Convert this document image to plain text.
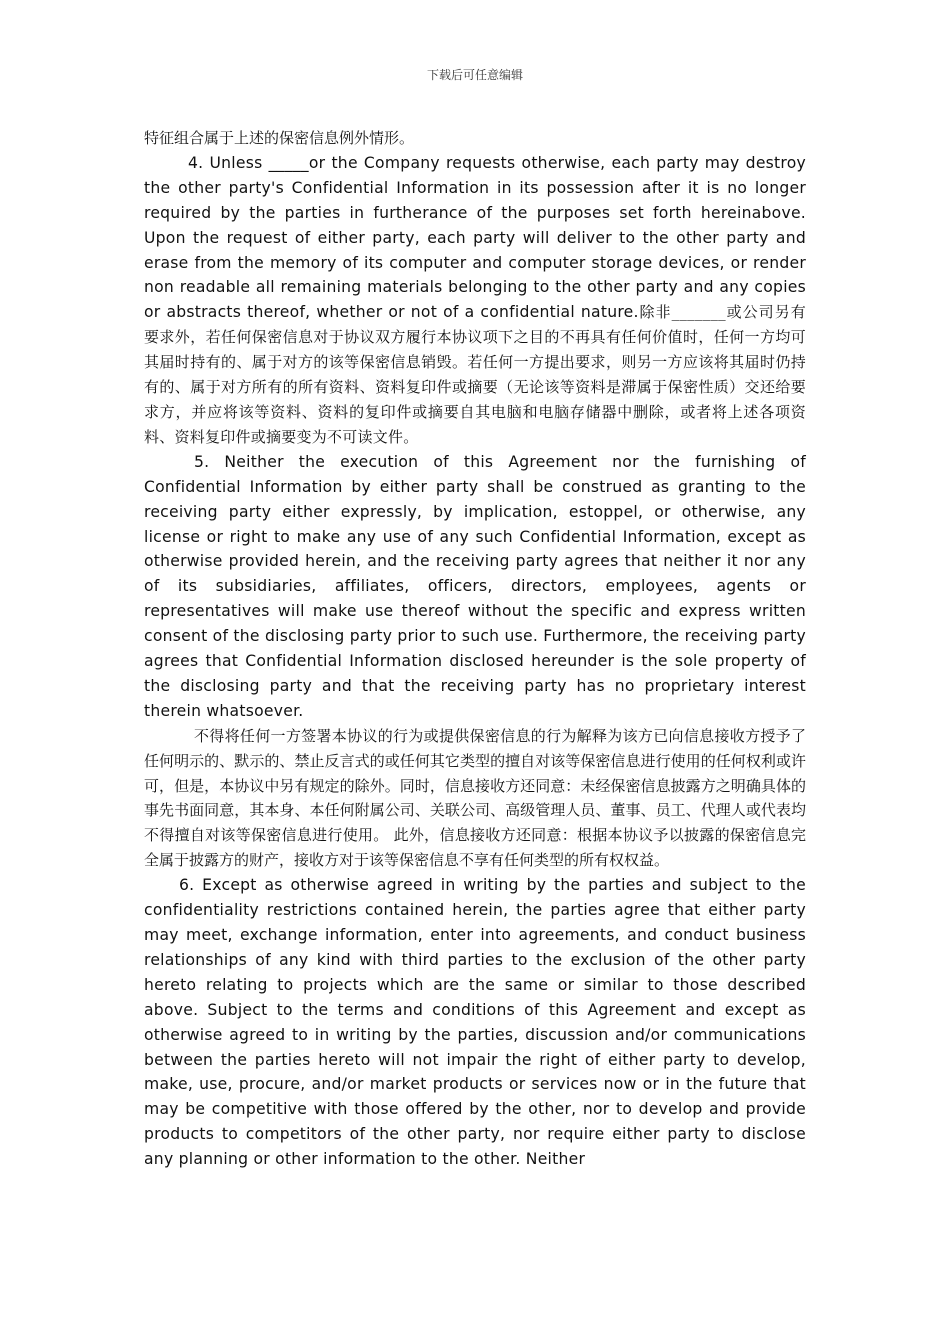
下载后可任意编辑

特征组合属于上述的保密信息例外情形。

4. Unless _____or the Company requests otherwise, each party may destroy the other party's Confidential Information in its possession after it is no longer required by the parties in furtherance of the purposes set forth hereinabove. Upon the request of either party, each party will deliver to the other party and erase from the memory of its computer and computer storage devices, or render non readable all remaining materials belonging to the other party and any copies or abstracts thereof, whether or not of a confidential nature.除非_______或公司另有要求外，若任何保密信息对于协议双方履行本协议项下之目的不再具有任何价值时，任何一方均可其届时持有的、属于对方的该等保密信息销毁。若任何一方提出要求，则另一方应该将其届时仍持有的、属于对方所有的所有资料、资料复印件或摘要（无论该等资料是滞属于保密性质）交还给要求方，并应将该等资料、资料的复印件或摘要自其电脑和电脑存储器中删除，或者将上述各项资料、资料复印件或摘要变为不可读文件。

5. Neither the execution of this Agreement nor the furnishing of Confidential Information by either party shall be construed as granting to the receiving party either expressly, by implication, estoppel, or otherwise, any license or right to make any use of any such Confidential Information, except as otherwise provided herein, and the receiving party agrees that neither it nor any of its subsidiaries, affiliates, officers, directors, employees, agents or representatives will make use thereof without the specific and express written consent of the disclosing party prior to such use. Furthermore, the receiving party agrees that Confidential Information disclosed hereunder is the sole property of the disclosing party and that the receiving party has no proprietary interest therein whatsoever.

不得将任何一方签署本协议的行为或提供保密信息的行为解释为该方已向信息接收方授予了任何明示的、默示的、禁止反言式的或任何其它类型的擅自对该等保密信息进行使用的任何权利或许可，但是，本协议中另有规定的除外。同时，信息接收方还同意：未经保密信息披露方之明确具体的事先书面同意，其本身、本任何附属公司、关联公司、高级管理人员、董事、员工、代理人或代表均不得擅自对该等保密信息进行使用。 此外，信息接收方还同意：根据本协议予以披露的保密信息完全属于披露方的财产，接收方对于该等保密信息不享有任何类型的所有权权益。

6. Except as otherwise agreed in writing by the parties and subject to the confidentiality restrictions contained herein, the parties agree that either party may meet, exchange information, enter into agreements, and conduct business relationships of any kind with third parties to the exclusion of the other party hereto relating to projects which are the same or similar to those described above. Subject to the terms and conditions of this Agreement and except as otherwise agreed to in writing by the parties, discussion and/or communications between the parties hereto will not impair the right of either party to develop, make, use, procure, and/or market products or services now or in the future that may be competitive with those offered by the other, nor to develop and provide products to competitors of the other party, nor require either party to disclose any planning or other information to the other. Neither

• [Task description] Every line of the data above should be quoted exactly. Omit the pictures.

• [Task output]
Convert this document image to plain text.
下载后可任意编辑

特征组合属于上述的保密信息例外情形。

4. Unless _____or the Company requests otherwise, each party may destroy the other party's Confidential Information in its possession after it is no longer required by the parties in furtherance of the purposes set forth hereinabove. Upon the request of either party, each party will deliver to the other party and erase from the memory of its computer and computer storage devices, or render non readable all remaining materials belonging to the other party and any copies or abstracts thereof, whether or not of a confidential nature.除非_______或公司另有要求外，若任何保密信息对于协议双方履行本协议项下之目的不再具有任何价值时，任何一方均可其届时持有的、属于对方的该等保密信息销毁。若任何一方提出要求，则另一方应该将其届时仍持有的、属于对方所有的所有资料、资料复印件或摘要（无论该等资料是滞属于保密性质）交还给要求方，并应将该等资料、资料的复印件或摘要自其电脑和电脑存储器中删除，或者将上述各项资料、资料复印件或摘要变为不可读文件。

5. Neither the execution of this Agreement nor the furnishing of Confidential Information by either party shall be construed as granting to the receiving party either expressly, by implication, estoppel, or otherwise, any license or right to make any use of any such Confidential Information, except as otherwise provided herein, and the receiving party agrees that neither it nor any of its subsidiaries, affiliates, officers, directors, employees, agents or representatives will make use thereof without the specific and express written consent of the disclosing party prior to such use. Furthermore, the receiving party agrees that Confidential Information disclosed hereunder is the sole property of the disclosing party and that the receiving party has no proprietary interest therein whatsoever.

不得将任何一方签署本协议的行为或提供保密信息的行为解释为该方已向信息接收方授予了任何明示的、默示的、禁止反言式的或任何其它类型的擅自对该等保密信息进行使用的任何权利或许可，但是，本协议中另有规定的除外。同时，信息接收方还同意：未经保密信息披露方之明确具体的事先书面同意，其本身、本任何附属公司、关联公司、高级管理人员、董事、员工、代理人或代表均不得擅自对该等保密信息进行使用。 此外，信息接收方还同意：根据本协议予以披露的保密信息完全属于披露方的财产，接收方对于该等保密信息不享有任何类型的所有权权益。

6. Except as otherwise agreed in writing by the parties and subject to the confidentiality restrictions contained herein, the parties agree that either party may meet, exchange information, enter into agreements, and conduct business relationships of any kind with third parties to the exclusion of the other party hereto relating to projects which are the same or similar to those described above. Subject to the terms and conditions of this Agreement and except as otherwise agreed to in writing by the parties, discussion and/or communications between the parties hereto will not impair the right of either party to develop, make, use, procure, and/or market products or services now or in the future that may be competitive with those offered by the other, nor to develop and provide products to competitors of the other party, nor require either party to disclose any planning or other information to the other. Neither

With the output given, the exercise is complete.